#### [DATASET EXCERPTS]
------

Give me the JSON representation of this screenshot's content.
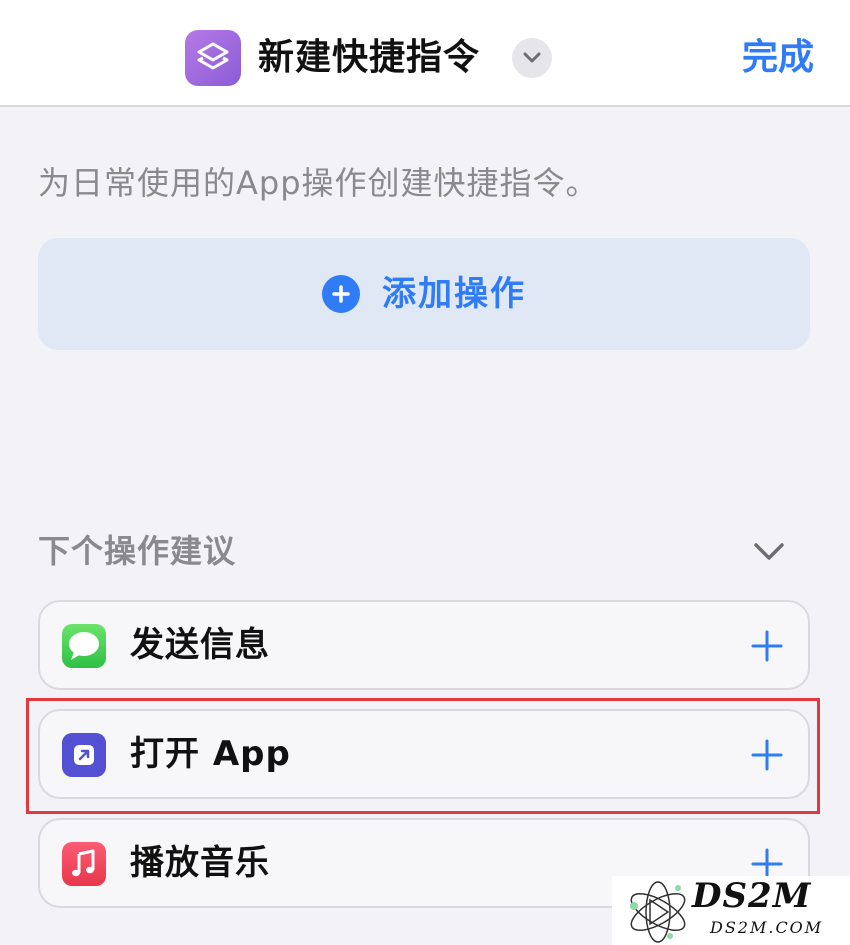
{
  "header": {
    "app_icon": "shortcuts-icon",
    "title": "新建快捷指令",
    "title_menu_icon": "chevron-down-icon",
    "done_label": "完成"
  },
  "description": "为日常使用的App操作创建快捷指令。",
  "add_action": {
    "icon": "plus-circle-icon",
    "label": "添加操作"
  },
  "suggestions": {
    "title": "下个操作建议",
    "toggle_icon": "chevron-down-icon",
    "items": [
      {
        "label": "发送信息",
        "icon": "messages-icon",
        "add_icon": "plus-icon"
      },
      {
        "label": "打开 App",
        "icon": "open-app-icon",
        "add_icon": "plus-icon"
      },
      {
        "label": "播放音乐",
        "icon": "music-icon",
        "add_icon": "plus-icon"
      }
    ]
  },
  "highlighted_item": "打开 App",
  "watermark": {
    "main": "DS2M",
    "sub": "DS2M.COM"
  },
  "colors": {
    "accent": "#2f7cf6",
    "highlight_border": "#e0393e",
    "background": "#f2f2f7"
  }
}
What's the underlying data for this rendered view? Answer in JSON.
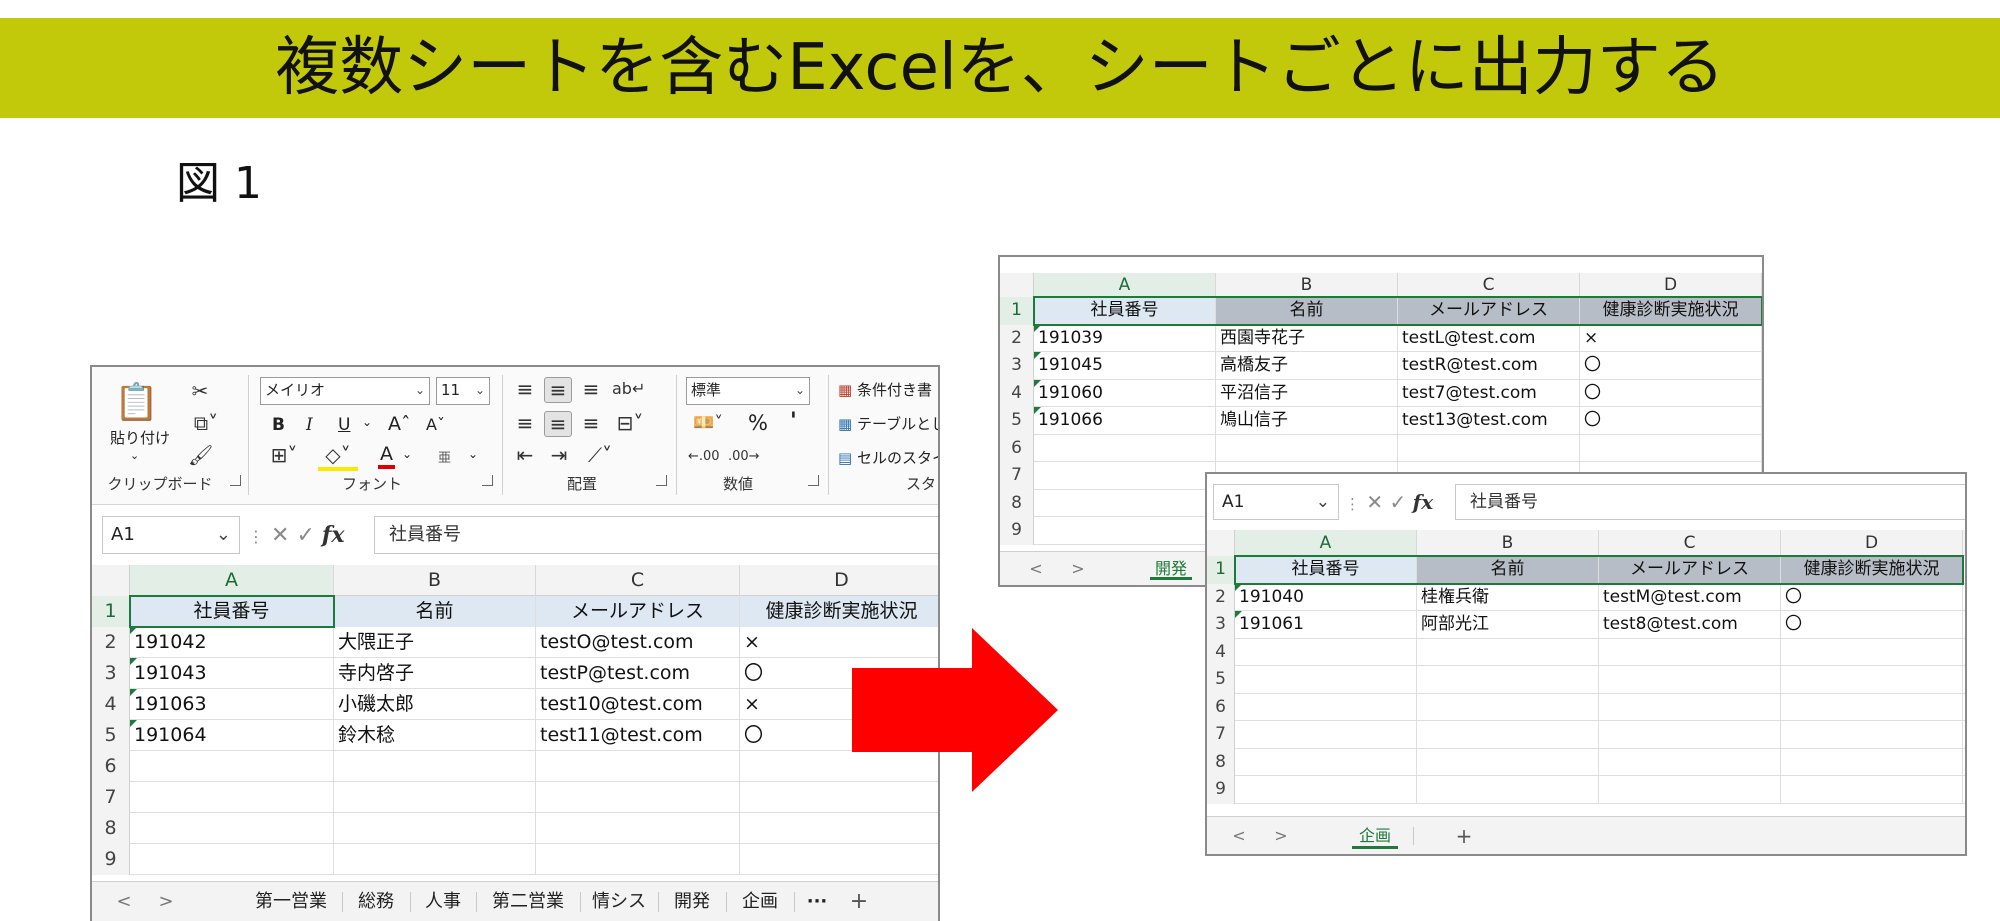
{
  "title": "複数シートを含むExcelを、シートごとに出力する",
  "figure_label": "図 1",
  "colors": {
    "banner": "#c2c90b",
    "arrow": "#ff0000",
    "excel_green": "#1e7a3a",
    "header_fill": "#dde8f3",
    "header_gray": "#b7bdc6"
  },
  "arrow_icon": "right-arrow-icon",
  "left_window": {
    "ribbon": {
      "paste_label": "貼り付け",
      "font_name": "メイリオ",
      "font_size": "11",
      "bold": "B",
      "italic": "I",
      "underline": "U",
      "grow_font": "Aˆ",
      "shrink_font": "Aˇ",
      "font_color": "A",
      "phonetic": "亜",
      "number_format": "標準",
      "percent": "%",
      "comma": "'",
      "cond_format": "条件付き書",
      "format_table": "テーブルとし",
      "cell_styles": "セルのスタイ",
      "groups": {
        "clipboard": "クリップボード",
        "font": "フォント",
        "alignment": "配置",
        "number": "数値",
        "styles": "スタ"
      }
    },
    "name_box": "A1",
    "formula": "社員番号",
    "columns": [
      "A",
      "B",
      "C",
      "D"
    ],
    "rows": [
      [
        "社員番号",
        "名前",
        "メールアドレス",
        "健康診断実施状況"
      ],
      [
        "191042",
        "大隈正子",
        "testO@test.com",
        "×"
      ],
      [
        "191043",
        "寺内啓子",
        "testP@test.com",
        "〇"
      ],
      [
        "191063",
        "小磯太郎",
        "test10@test.com",
        "×"
      ],
      [
        "191064",
        "鈴木稔",
        "test11@test.com",
        "〇"
      ],
      [
        "",
        "",
        "",
        ""
      ],
      [
        "",
        "",
        "",
        ""
      ],
      [
        "",
        "",
        "",
        ""
      ],
      [
        "",
        "",
        "",
        ""
      ]
    ],
    "row_numbers": [
      "1",
      "2",
      "3",
      "4",
      "5",
      "6",
      "7",
      "8",
      "9"
    ],
    "tabs": [
      "第一営業",
      "総務",
      "人事",
      "第二営業",
      "情シス",
      "開発",
      "企画"
    ],
    "more_tabs": "···",
    "add_sheet": "+",
    "nav_prev": "<",
    "nav_next": ">"
  },
  "top_right_window": {
    "columns": [
      "A",
      "B",
      "C",
      "D"
    ],
    "rows": [
      [
        "社員番号",
        "名前",
        "メールアドレス",
        "健康診断実施状況"
      ],
      [
        "191039",
        "西園寺花子",
        "testL@test.com",
        "×"
      ],
      [
        "191045",
        "高橋友子",
        "testR@test.com",
        "〇"
      ],
      [
        "191060",
        "平沼信子",
        "test7@test.com",
        "〇"
      ],
      [
        "191066",
        "鳩山信子",
        "test13@test.com",
        "〇"
      ],
      [
        "",
        "",
        "",
        ""
      ],
      [
        "",
        "",
        "",
        ""
      ],
      [
        "",
        "",
        "",
        ""
      ],
      [
        "",
        "",
        "",
        ""
      ]
    ],
    "row_numbers": [
      "1",
      "2",
      "3",
      "4",
      "5",
      "6",
      "7",
      "8",
      "9"
    ],
    "tabs": [
      "開発"
    ],
    "nav_prev": "<",
    "nav_next": ">"
  },
  "bottom_right_window": {
    "name_box": "A1",
    "formula": "社員番号",
    "columns": [
      "A",
      "B",
      "C",
      "D"
    ],
    "rows": [
      [
        "社員番号",
        "名前",
        "メールアドレス",
        "健康診断実施状況"
      ],
      [
        "191040",
        "桂権兵衛",
        "testM@test.com",
        "〇"
      ],
      [
        "191061",
        "阿部光江",
        "test8@test.com",
        "〇"
      ],
      [
        "",
        "",
        "",
        ""
      ],
      [
        "",
        "",
        "",
        ""
      ],
      [
        "",
        "",
        "",
        ""
      ],
      [
        "",
        "",
        "",
        ""
      ],
      [
        "",
        "",
        "",
        ""
      ],
      [
        "",
        "",
        "",
        ""
      ]
    ],
    "row_numbers": [
      "1",
      "2",
      "3",
      "4",
      "5",
      "6",
      "7",
      "8",
      "9"
    ],
    "tabs": [
      "企画"
    ],
    "add_sheet": "+",
    "nav_prev": "<",
    "nav_next": ">"
  }
}
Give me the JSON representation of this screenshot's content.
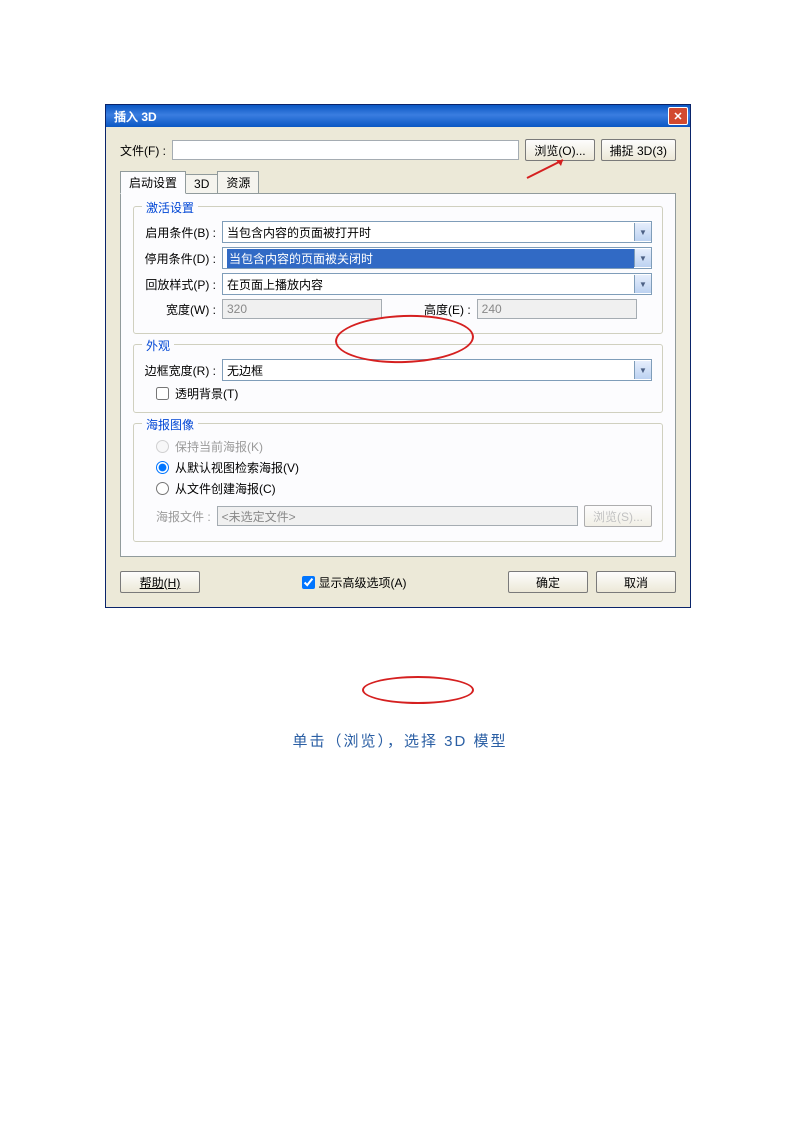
{
  "dialog": {
    "title": "插入 3D",
    "file_label": "文件(F) :",
    "browse_btn": "浏览(O)...",
    "capture_btn": "捕捉 3D(3)",
    "tabs": {
      "t1": "启动设置",
      "t2": "3D",
      "t3": "资源"
    },
    "activation": {
      "group": "激活设置",
      "enable_lbl": "启用条件(B) :",
      "enable_val": "当包含内容的页面被打开时",
      "disable_lbl": "停用条件(D) :",
      "disable_val": "当包含内容的页面被关闭时",
      "playback_lbl": "回放样式(P) :",
      "playback_val": "在页面上播放内容",
      "width_lbl": "宽度(W) :",
      "width_val": "320",
      "height_lbl": "高度(E) :",
      "height_val": "240"
    },
    "appearance": {
      "group": "外观",
      "border_lbl": "边框宽度(R) :",
      "border_val": "无边框",
      "transparent_lbl": "透明背景(T)"
    },
    "poster": {
      "group": "海报图像",
      "keep_lbl": "保持当前海报(K)",
      "default_lbl": "从默认视图检索海报(V)",
      "file_lbl": "从文件创建海报(C)",
      "poster_file_lbl": "海报文件 :",
      "poster_file_ph": "<未选定文件>",
      "poster_browse": "浏览(S)..."
    },
    "footer": {
      "help": "帮助(H)",
      "advanced": "显示高级选项(A)",
      "ok": "确定",
      "cancel": "取消"
    }
  },
  "caption": "单击（浏览），选择 3D 模型"
}
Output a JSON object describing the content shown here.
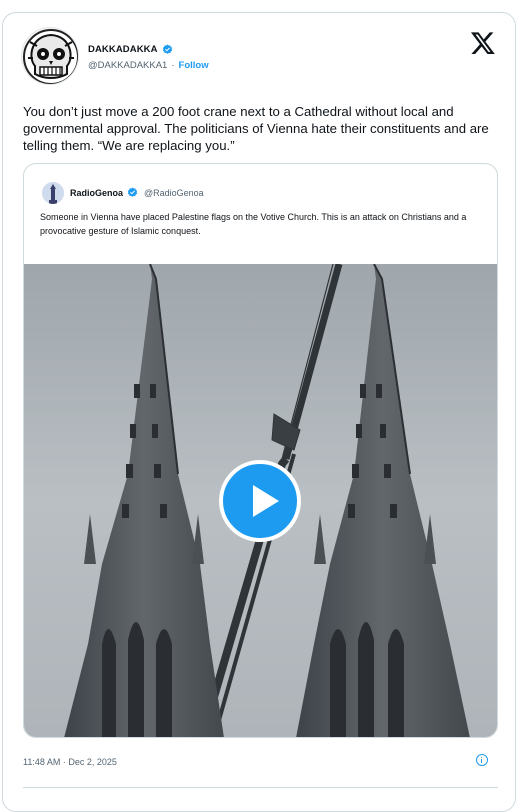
{
  "author": {
    "display_name": "DAKKADAKKA",
    "handle": "@DAKKADAKKA1",
    "separator": "·",
    "follow_label": "Follow"
  },
  "tweet": {
    "text": "You don’t just move a 200 foot crane next to a Cathedral without local and governmental approval. The politicians of Vienna hate their constituents and are telling them. “We are replacing you.”",
    "timestamp": "11:48 AM · Dec 2, 2025"
  },
  "quote": {
    "display_name": "RadioGenoa",
    "handle": "@RadioGenoa",
    "text": "Someone in Vienna have placed Palestine flags on the Votive Church. This is an attack on Christians and a provocative gesture of Islamic conquest."
  },
  "icons": {
    "brand": "x-logo-icon",
    "verified": "verified-badge-icon",
    "play": "play-icon",
    "info": "info-icon"
  },
  "colors": {
    "accent": "#1d9bf0",
    "text": "#0f1419",
    "muted": "#536471",
    "border": "#cfd9de"
  }
}
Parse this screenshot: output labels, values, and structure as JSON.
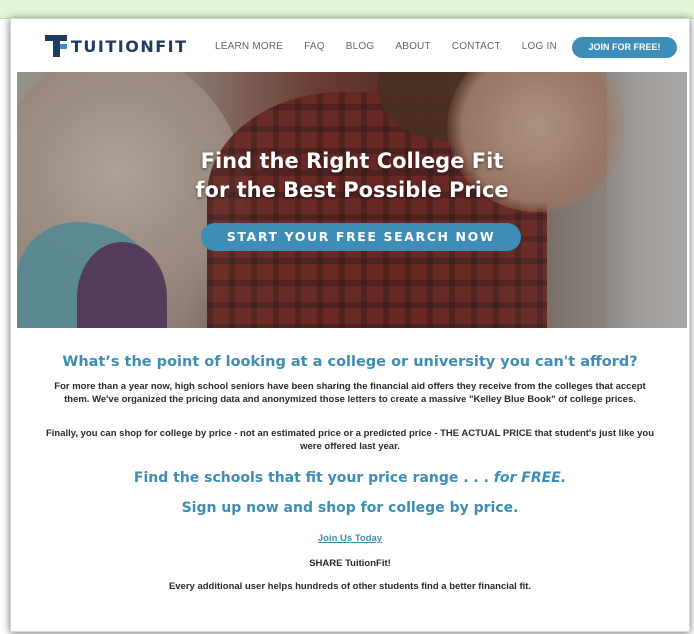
{
  "nav": {
    "brand": "TUITIONFIT",
    "links": [
      "LEARN MORE",
      "FAQ",
      "BLOG",
      "ABOUT",
      "CONTACT",
      "LOG IN"
    ],
    "join_label": "JOIN FOR FREE!"
  },
  "hero": {
    "title_line1": "Find the Right College Fit",
    "title_line2": "for the Best Possible Price",
    "cta_label": "START YOUR FREE SEARCH NOW"
  },
  "content": {
    "headline": "What’s the point of looking at a college or university you can't afford?",
    "paragraph1": "For more than a year now, high school seniors have been sharing the financial aid offers they receive from the colleges that accept them.  We've organized the pricing data and anonymized those letters to create a massive \"Kelley Blue Book\" of college prices.",
    "paragraph2": "Finally, you can shop for college by price - not an estimated price or a predicted price - THE ACTUAL PRICE that student's just like you were offered last year.",
    "sub1_main": "Find the schools that fit your price range . . . ",
    "sub1_free": "for FREE.",
    "sub2": "Sign up now and shop for college by price.",
    "join_link": "Join Us Today",
    "share": "SHARE TuitionFit!",
    "every_user": "Every additional user helps hundreds of other students find a better financial fit."
  },
  "colors": {
    "accent": "#3d8db6",
    "brand_dark": "#1f3b63",
    "text": "#2b2b2b"
  }
}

------

#### [TASK TO CARRY OUT]
Pull out every line of the entries that includes the word "down".

#### [CORRECT ANSWER]
    "title_menu_icon": "chevron-down-icon",
    "toggle_icon": "chevron-down-icon",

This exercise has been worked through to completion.